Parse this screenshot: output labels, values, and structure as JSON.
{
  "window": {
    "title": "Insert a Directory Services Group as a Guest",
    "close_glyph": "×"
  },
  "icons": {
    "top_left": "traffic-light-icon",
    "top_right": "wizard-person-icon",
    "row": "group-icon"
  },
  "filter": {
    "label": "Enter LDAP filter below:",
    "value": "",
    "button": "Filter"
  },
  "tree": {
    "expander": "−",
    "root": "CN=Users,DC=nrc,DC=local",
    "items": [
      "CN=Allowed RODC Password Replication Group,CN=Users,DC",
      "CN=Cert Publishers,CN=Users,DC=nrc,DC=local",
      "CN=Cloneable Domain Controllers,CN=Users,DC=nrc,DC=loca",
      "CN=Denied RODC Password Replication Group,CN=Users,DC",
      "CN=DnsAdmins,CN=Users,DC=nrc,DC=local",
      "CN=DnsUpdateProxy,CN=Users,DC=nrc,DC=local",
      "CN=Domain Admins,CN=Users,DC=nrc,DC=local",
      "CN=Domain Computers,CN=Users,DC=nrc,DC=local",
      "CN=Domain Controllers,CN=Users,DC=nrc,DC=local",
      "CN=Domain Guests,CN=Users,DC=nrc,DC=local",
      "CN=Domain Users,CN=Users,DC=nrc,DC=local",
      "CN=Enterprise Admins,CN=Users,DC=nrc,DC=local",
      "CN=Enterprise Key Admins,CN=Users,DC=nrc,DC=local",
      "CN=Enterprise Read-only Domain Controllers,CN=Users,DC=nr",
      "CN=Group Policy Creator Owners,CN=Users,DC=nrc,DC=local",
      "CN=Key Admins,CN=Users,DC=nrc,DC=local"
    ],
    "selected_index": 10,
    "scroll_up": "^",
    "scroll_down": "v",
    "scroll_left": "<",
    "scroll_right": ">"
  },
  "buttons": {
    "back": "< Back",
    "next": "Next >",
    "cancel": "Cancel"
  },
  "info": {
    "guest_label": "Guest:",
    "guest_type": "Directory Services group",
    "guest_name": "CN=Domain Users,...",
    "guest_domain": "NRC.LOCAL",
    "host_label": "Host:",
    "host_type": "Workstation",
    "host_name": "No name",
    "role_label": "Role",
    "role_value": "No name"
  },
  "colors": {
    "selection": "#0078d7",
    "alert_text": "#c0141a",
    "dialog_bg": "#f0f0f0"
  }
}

Do this: Extract each record, keeping it identical to the original.

Result:
Parse this screenshot: output labels, values, and structure as JSON.
{
  "window": {
    "title": "Insert a Directory Services Group as a Guest",
    "close_glyph": "×"
  },
  "icons": {
    "top_left": "traffic-light-icon",
    "top_right": "wizard-person-icon",
    "row": "group-icon"
  },
  "filter": {
    "label": "Enter LDAP filter below:",
    "value": "",
    "button": "Filter"
  },
  "tree": {
    "expander": "−",
    "root": "CN=Users,DC=nrc,DC=local",
    "items": [
      "CN=Allowed RODC Password Replication Group,CN=Users,DC",
      "CN=Cert Publishers,CN=Users,DC=nrc,DC=local",
      "CN=Cloneable Domain Controllers,CN=Users,DC=nrc,DC=loca",
      "CN=Denied RODC Password Replication Group,CN=Users,DC",
      "CN=DnsAdmins,CN=Users,DC=nrc,DC=local",
      "CN=DnsUpdateProxy,CN=Users,DC=nrc,DC=local",
      "CN=Domain Admins,CN=Users,DC=nrc,DC=local",
      "CN=Domain Computers,CN=Users,DC=nrc,DC=local",
      "CN=Domain Controllers,CN=Users,DC=nrc,DC=local",
      "CN=Domain Guests,CN=Users,DC=nrc,DC=local",
      "CN=Domain Users,CN=Users,DC=nrc,DC=local",
      "CN=Enterprise Admins,CN=Users,DC=nrc,DC=local",
      "CN=Enterprise Key Admins,CN=Users,DC=nrc,DC=local",
      "CN=Enterprise Read-only Domain Controllers,CN=Users,DC=nr",
      "CN=Group Policy Creator Owners,CN=Users,DC=nrc,DC=local",
      "CN=Key Admins,CN=Users,DC=nrc,DC=local"
    ],
    "selected_index": 10,
    "scroll_up": "^",
    "scroll_down": "v",
    "scroll_left": "<",
    "scroll_right": ">"
  },
  "buttons": {
    "back": "< Back",
    "next": "Next >",
    "cancel": "Cancel"
  },
  "info": {
    "guest_label": "Guest:",
    "guest_type": "Directory Services group",
    "guest_name": "CN=Domain Users,...",
    "guest_domain": "NRC.LOCAL",
    "host_label": "Host:",
    "host_type": "Workstation",
    "host_name": "No name",
    "role_label": "Role",
    "role_value": "No name"
  },
  "colors": {
    "selection": "#0078d7",
    "alert_text": "#c0141a",
    "dialog_bg": "#f0f0f0"
  }
}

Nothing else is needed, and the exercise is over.